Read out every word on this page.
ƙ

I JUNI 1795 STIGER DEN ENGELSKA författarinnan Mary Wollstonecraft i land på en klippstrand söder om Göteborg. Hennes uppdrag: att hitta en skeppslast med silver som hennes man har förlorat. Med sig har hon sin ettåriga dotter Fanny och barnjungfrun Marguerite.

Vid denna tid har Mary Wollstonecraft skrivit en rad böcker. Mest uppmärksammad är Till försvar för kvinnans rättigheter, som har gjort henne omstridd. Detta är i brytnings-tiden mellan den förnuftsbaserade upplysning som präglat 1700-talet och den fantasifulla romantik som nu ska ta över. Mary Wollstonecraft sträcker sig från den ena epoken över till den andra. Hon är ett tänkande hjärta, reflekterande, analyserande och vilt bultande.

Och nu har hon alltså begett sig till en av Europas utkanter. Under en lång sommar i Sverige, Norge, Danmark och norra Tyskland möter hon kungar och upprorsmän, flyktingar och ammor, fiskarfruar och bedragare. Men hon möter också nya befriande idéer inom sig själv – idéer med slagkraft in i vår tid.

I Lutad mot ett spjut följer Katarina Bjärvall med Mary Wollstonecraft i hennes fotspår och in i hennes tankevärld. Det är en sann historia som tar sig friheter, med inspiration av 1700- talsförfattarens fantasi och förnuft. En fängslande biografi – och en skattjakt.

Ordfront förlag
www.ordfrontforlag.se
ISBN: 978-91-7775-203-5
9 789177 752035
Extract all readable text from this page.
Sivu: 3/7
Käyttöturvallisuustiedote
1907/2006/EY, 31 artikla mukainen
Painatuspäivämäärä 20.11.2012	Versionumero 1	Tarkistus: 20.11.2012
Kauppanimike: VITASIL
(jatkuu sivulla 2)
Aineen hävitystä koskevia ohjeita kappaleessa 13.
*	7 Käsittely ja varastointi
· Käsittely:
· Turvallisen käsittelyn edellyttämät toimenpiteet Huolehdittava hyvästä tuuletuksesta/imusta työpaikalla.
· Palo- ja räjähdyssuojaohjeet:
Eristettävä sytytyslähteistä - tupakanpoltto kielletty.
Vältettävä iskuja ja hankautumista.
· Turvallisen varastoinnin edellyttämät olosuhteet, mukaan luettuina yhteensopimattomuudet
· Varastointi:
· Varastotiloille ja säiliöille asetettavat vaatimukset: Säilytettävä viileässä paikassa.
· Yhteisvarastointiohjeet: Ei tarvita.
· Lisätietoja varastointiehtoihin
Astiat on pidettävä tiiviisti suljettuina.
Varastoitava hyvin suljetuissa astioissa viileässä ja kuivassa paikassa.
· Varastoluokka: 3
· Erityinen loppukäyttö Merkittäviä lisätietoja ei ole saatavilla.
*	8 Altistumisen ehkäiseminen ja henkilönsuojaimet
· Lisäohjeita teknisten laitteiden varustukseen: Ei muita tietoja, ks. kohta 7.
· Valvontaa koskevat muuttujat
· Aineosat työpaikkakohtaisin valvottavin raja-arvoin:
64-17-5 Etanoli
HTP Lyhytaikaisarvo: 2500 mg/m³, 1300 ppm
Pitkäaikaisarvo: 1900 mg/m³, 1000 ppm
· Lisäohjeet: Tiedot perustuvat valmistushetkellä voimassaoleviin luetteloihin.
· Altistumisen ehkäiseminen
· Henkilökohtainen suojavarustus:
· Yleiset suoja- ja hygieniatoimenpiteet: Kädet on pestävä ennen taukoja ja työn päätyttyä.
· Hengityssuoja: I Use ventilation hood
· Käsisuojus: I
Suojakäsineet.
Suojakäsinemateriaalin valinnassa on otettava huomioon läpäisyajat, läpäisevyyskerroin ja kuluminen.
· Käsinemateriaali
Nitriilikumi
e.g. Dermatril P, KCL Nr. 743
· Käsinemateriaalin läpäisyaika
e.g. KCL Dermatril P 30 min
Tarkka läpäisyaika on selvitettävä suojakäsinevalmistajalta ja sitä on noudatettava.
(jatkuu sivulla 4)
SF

········

**TASK PROMPT:** Print every entry exactly as it appears.

**TASK ANSWER:**
Read out every word on this page.
ƙ

I JUNI 1795 STIGER DEN ENGELSKA författarinnan Mary Wollstonecraft i land på en klippstrand söder om Göteborg. Hennes uppdrag: att hitta en skeppslast med silver som hennes man har förlorat. Med sig har hon sin ettåriga dotter Fanny och barnjungfrun Marguerite.

Vid denna tid har Mary Wollstonecraft skrivit en rad böcker. Mest uppmärksammad är Till försvar för kvinnans rättigheter, som har gjort henne omstridd. Detta är i brytnings-tiden mellan den förnuftsbaserade upplysning som präglat 1700-talet och den fantasifulla romantik som nu ska ta över. Mary Wollstonecraft sträcker sig från den ena epoken över till den andra. Hon är ett tänkande hjärta, reflekterande, analyserande och vilt bultande.

Och nu har hon alltså begett sig till en av Europas utkanter. Under en lång sommar i Sverige, Norge, Danmark och norra Tyskland möter hon kungar och upprorsmän, flyktingar och ammor, fiskarfruar och bedragare. Men hon möter också nya befriande idéer inom sig själv – idéer med slagkraft in i vår tid.

I Lutad mot ett spjut följer Katarina Bjärvall med Mary Wollstonecraft i hennes fotspår och in i hennes tankevärld. Det är en sann historia som tar sig friheter, med inspiration av 1700- talsförfattarens fantasi och förnuft. En fängslande biografi – och en skattjakt.

Ordfront förlag
www.ordfrontforlag.se
ISBN: 978-91-7775-203-5
9 789177 752035
Extract all readable text from this page.
Sivu: 3/7
Käyttöturvallisuustiedote
1907/2006/EY, 31 artikla mukainen
Painatuspäivämäärä 20.11.2012	Versionumero 1	Tarkistus: 20.11.2012
Kauppanimike: VITASIL
(jatkuu sivulla 2)
Aineen hävitystä koskevia ohjeita kappaleessa 13.
*	7 Käsittely ja varastointi
· Käsittely:
· Turvallisen käsittelyn edellyttämät toimenpiteet Huolehdittava hyvästä tuuletuksesta/imusta työpaikalla.
· Palo- ja räjähdyssuojaohjeet:
Eristettävä sytytyslähteistä - tupakanpoltto kielletty.
Vältettävä iskuja ja hankautumista.
· Turvallisen varastoinnin edellyttämät olosuhteet, mukaan luettuina yhteensopimattomuudet
· Varastointi:
· Varastotiloille ja säiliöille asetettavat vaatimukset: Säilytettävä viileässä paikassa.
· Yhteisvarastointiohjeet: Ei tarvita.
· Lisätietoja varastointiehtoihin
Astiat on pidettävä tiiviisti suljettuina.
Varastoitava hyvin suljetuissa astioissa viileässä ja kuivassa paikassa.
· Varastoluokka: 3
· Erityinen loppukäyttö Merkittäviä lisätietoja ei ole saatavilla.
*	8 Altistumisen ehkäiseminen ja henkilönsuojaimet
· Lisäohjeita teknisten laitteiden varustukseen: Ei muita tietoja, ks. kohta 7.
· Valvontaa koskevat muuttujat
· Aineosat työpaikkakohtaisin valvottavin raja-arvoin:
64-17-5 Etanoli
HTP Lyhytaikaisarvo: 2500 mg/m³, 1300 ppm
Pitkäaikaisarvo: 1900 mg/m³, 1000 ppm
· Lisäohjeet: Tiedot perustuvat valmistushetkellä voimassaoleviin luetteloihin.
· Altistumisen ehkäiseminen
· Henkilökohtainen suojavarustus:
· Yleiset suoja- ja hygieniatoimenpiteet: Kädet on pestävä ennen taukoja ja työn päätyttyä.
· Hengityssuoja: I Use ventilation hood
· Käsisuojus: I
Suojakäsineet.
Suojakäsinemateriaalin valinnassa on otettava huomioon läpäisyajat, läpäisevyyskerroin ja kuluminen.
· Käsinemateriaali
Nitriilikumi
e.g. Dermatril P, KCL Nr. 743
· Käsinemateriaalin läpäisyaika
e.g. KCL Dermatril P 30 min
Tarkka läpäisyaika on selvitettävä suojakäsinevalmistajalta ja sitä on noudatettava.
(jatkuu sivulla 4)
SF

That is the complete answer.